= The problem =
Tally up how many lines in the listing below contain the string "held", and give only the total.

....................

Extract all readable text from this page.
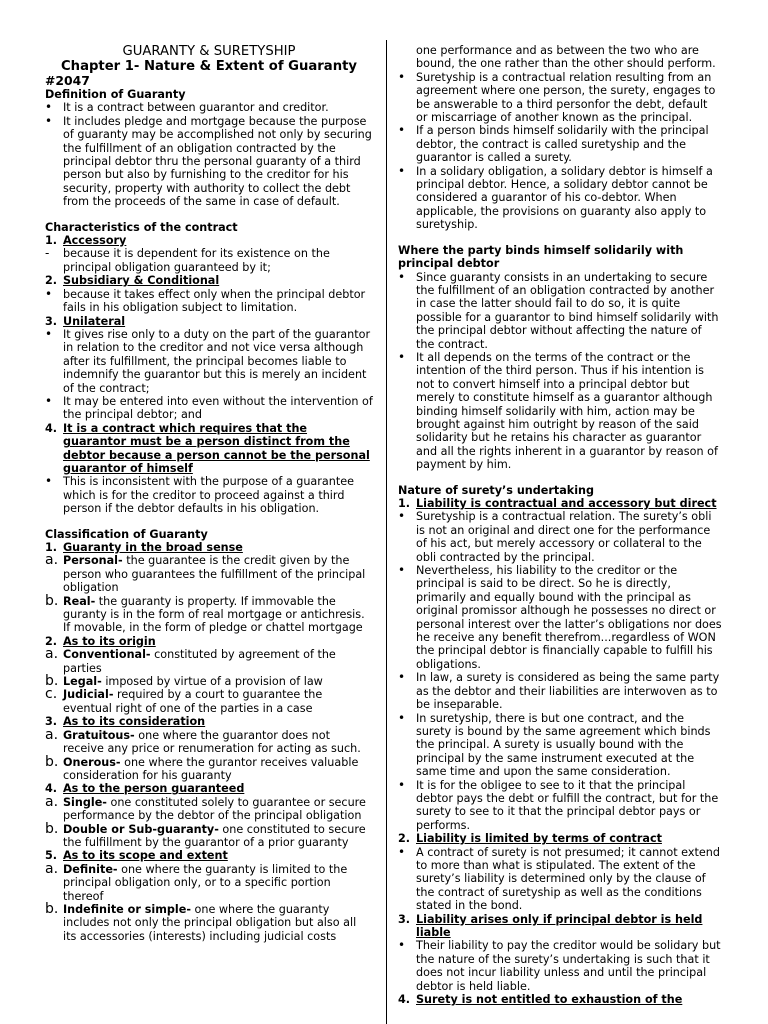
GUARANTY & SURETYSHIP
Chapter 1- Nature & Extent of Guaranty
#2047
Definition of Guaranty
• It is a contract between guarantor and creditor.
• It includes pledge and mortgage because the purpose of guaranty may be accomplished not only by securing the fulfillment of an obligation contracted by the principal debtor thru the personal guaranty of a third person but also by furnishing to the creditor for his security, property with authority to collect the debt from the proceeds of the same in case of default.
Characteristics of the contract
1. Accessory
-	because it is dependent for its existence on the principal obligation guaranteed by it;
2. Subsidiary & Conditional
• because it takes effect only when the principal debtor fails in his obligation subject to limitation.
3. Unilateral
• It gives rise only to a duty on the part of the guarantor in relation to the creditor and not vice versa although after its fulfillment, the principal becomes liable to indemnify the guarantor but this is merely an incident of the contract;
• It may be entered into even without the intervention of the principal debtor; and
4. It is a contract which requires that the guarantor must be a person distinct from the debtor because a person cannot be the personal guarantor of himself
• This is inconsistent with the purpose of a guarantee which is for the creditor to proceed against a third person if the debtor defaults in his obligation.
Classification of Guaranty
1. Guaranty in the broad sense
a. Personal- the guarantee is the credit given by the person who guarantees the fulfillment of the principal obligation
b. Real- the guaranty is property. If immovable the guranty is in the form of real mortgage or antichresis. If movable, in the form of pledge or chattel mortgage
2. As to its origin
a. Conventional- constituted by agreement of the parties
b. Legal- imposed by virtue of a provision of law
c. Judicial- required by a court to guarantee the eventual right of one of the parties in a case
3. As to its consideration
a. Gratuitous- one where the guarantor does not receive any price or renumeration for acting as such.
b. Onerous- one where the gurantor receives valuable consideration for his guaranty
4. As to the person guaranteed
a. Single- one constituted solely to guarantee or secure performance by the debtor of the principal obligation
b. Double or Sub-guaranty- one constituted to secure the fulfillment by the guarantor of a prior guaranty
5. As to its scope and extent
a. Definite- one where the guaranty is limited to the principal obligation only, or to a specific portion thereof
b. Indefinite or simple- one where the guaranty includes not only the principal obligation but also all its accessories (interests) including judicial costs
one performance and as between the two who are bound, the one rather than the other should perform.
• Suretyship is a contractual relation resulting from an agreement where one person, the surety, engages to be answerable to a third personfor the debt, default or miscarriage of another known as the principal.
• If a person binds himself solidarily with the principal debtor, the contract is called suretyship and the guarantor is called a surety.
• In a solidary obligation, a solidary debtor is himself a principal debtor. Hence, a solidary debtor cannot be considered a guarantor of his co-debtor. When applicable, the provisions on guaranty also apply to suretyship.
Where the party binds himself solidarily with principal debtor
• Since guaranty consists in an undertaking to secure the fulfillment of an obligation contracted by another in case the latter should fail to do so, it is quite possible for a guarantor to bind himself solidarily with the principal debtor without affecting the nature of the contract.
• It all depends on the terms of the contract or the intention of the third person. Thus if his intention is not to convert himself into a principal debtor but merely to constitute himself as a guarantor although binding himself solidarily with him, action may be brought against him outright by reason of the said solidarity but he retains his character as guarantor and all the rights inherent in a guarantor by reason of payment by him.
Nature of surety’s undertaking
1. Liability is contractual and accessory but direct
• Suretyship is a contractual relation. The surety’s obli is not an original and direct one for the performance of his act, but merely accessory or collateral to the obli contracted by the principal.
• Nevertheless, his liability to the creditor or the principal is said to be direct. So he is directly, primarily and equally bound with the principal as original promissor although he possesses no direct or personal interest over the latter’s obligations nor does he receive any benefit therefrom...regardless of WON the principal debtor is financially capable to fulfill his obligations.
• In law, a surety is considered as being the same party as the debtor and their liabilities are interwoven as to be inseparable.
• In suretyship, there is but one contract, and the surety is bound by the same agreement which binds the principal. A surety is usually bound with the principal by the same instrument executed at the same time and upon the same consideration.
• It is for the obligee to see to it that the principal debtor pays the debt or fulfill the contract, but for the surety to see to it that the principal debtor pays or performs.
2. Liability is limited by terms of contract
• A contract of surety is not presumed; it cannot extend to more than what is stipulated. The extent of the surety’s liability is determined only by the clause of the contract of suretyship as well as the conditions stated in the bond.
3. Liability arises only if principal debtor is held liable
• Their liability to pay the creditor would be solidary but the nature of the surety’s undertaking is such that it does not incur liability unless and until the principal debtor is held liable.
4. Surety is not entitled to exhaustion of the
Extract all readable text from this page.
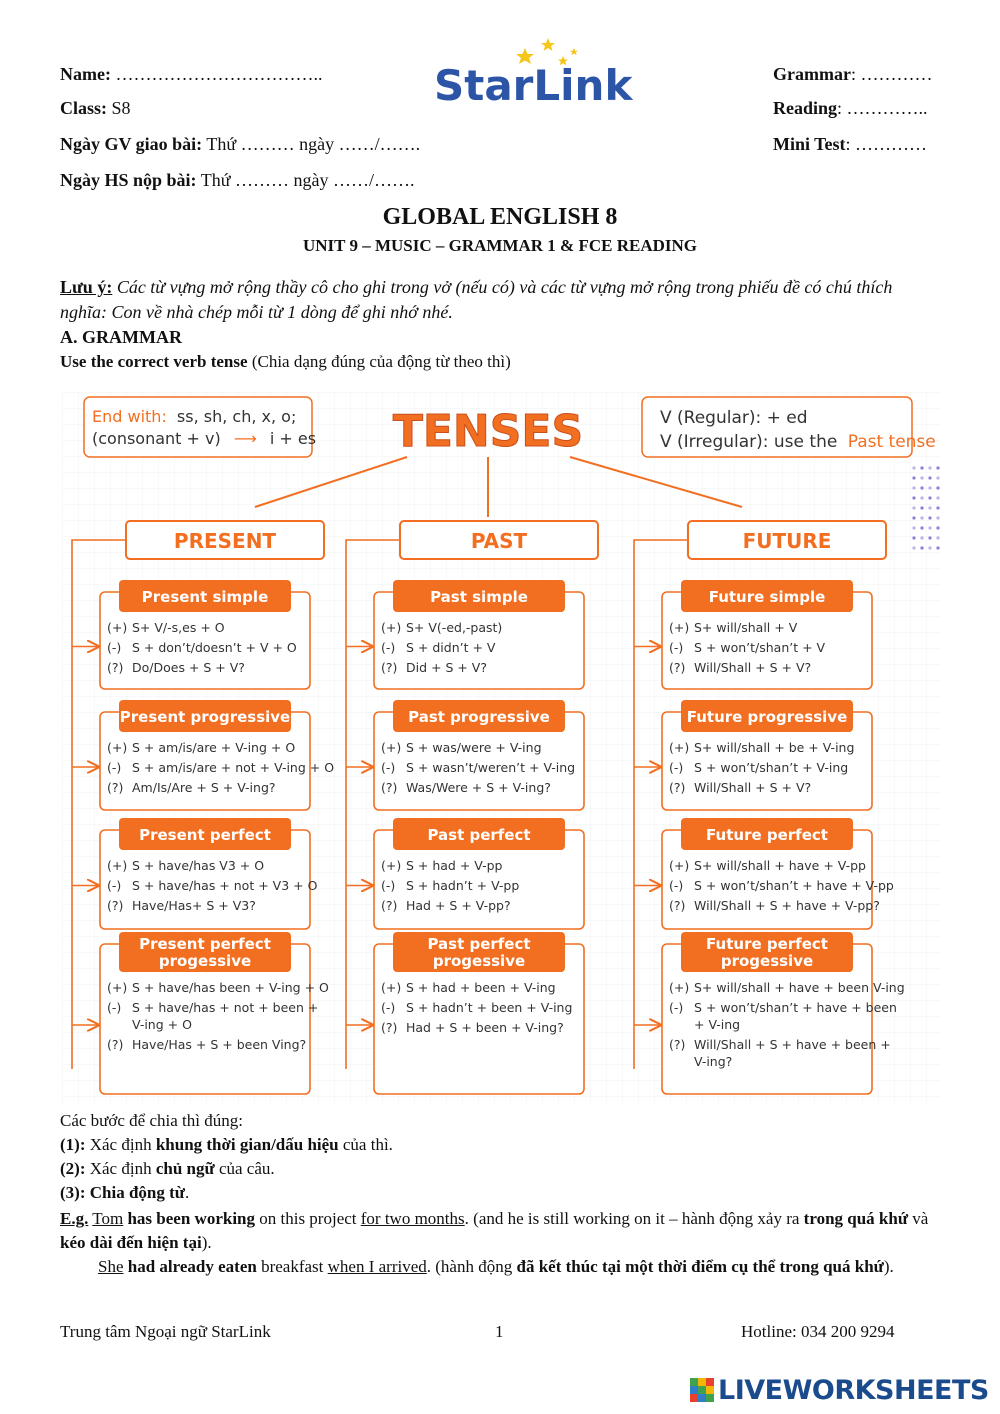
Name: ……………………………..
Class: S8
Ngày GV giao bài: Thứ ……… ngày ……/…….
Ngày HS nộp bài: Thứ ……… ngày ……/…….
Grammar: …………
Reading: …………..
Mini Test: …………
StarLink
GLOBAL ENGLISH 8
UNIT 9 – MUSIC – GRAMMAR 1 & FCE READING
Lưu ý: Các từ vựng mở rộng thầy cô cho ghi trong vở (nếu có) và các từ vựng mở rộng trong phiếu đề có chú thích nghĩa: Con về nhà chép mỗi từ 1 dòng để ghi nhớ nhé.
A. GRAMMAR
Use the correct verb tense (Chia dạng đúng của động từ theo thì)
End with: ss, sh, ch, x, o;
(consonant + v) ⟶ i + es
V (Regular): + ed
V (Irregular): use the Past tense
TENSES
PRESENT
Present simple
(+) S+ V/-s,es + O
(-) S + don’t/doesn’t + V + O
(?) Do/Does + S + V?
Present progressive
(+) S + am/is/are + V-ing + O
(-) S + am/is/are + not + V-ing + O
(?) Am/Is/Are + S + V-ing?
Present perfect
(+) S + have/has V3 + O
(-) S + have/has + not + V3 + O
(?) Have/Has+ S + V3?
Present perfect
progessive
(+) S + have/has been + V-ing + O
(-) S + have/has + not + been +
V-ing + O
(?) Have/Has + S + been Ving?
PAST
Past simple
(+) S+ V(-ed,-past)
(-) S + didn’t + V
(?) Did + S + V?
Past progressive
(+) S + was/were + V-ing
(-) S + wasn’t/weren’t + V-ing
(?) Was/Were + S + V-ing?
Past perfect
(+) S + had + V-pp
(-) S + hadn’t + V-pp
(?) Had + S + V-pp?
Past perfect
progessive
(+) S + had + been + V-ing
(-) S + hadn’t + been + V-ing
(?) Had + S + been + V-ing?
FUTURE
Future simple
(+) S+ will/shall + V
(-) S + won’t/shan’t + V
(?) Will/Shall + S + V?
Future progressive
(+) S+ will/shall + be + V-ing
(-) S + won’t/shan’t + V-ing
(?) Will/Shall + S + V?
Future perfect
(+) S+ will/shall + have + V-pp
(-) S + won’t/shan’t + have + V-pp
(?) Will/Shall + S + have + V-pp?
Future perfect
progessive
(+) S+ will/shall + have + been V-ing
(-) S + won’t/shan’t + have + been
+ V-ing
(?) Will/Shall + S + have + been +
V-ing?
Các bước để chia thì đúng:
(1): Xác định khung thời gian/dấu hiệu của thì.
(2): Xác định chủ ngữ của câu.
(3): Chia động từ.
E.g. Tom has been working on this project for two months. (and he is still working on it – hành động xảy ra trong quá khứ và kéo dài đến hiện tại).
She had already eaten breakfast when I arrived. (hành động đã kết thúc tại một thời điểm cụ thể trong quá khứ).
Trung tâm Ngoại ngữ StarLink	1	Hotline: 034 200 9294
LIVEWORKSHEETS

....................

= Result for this task =
2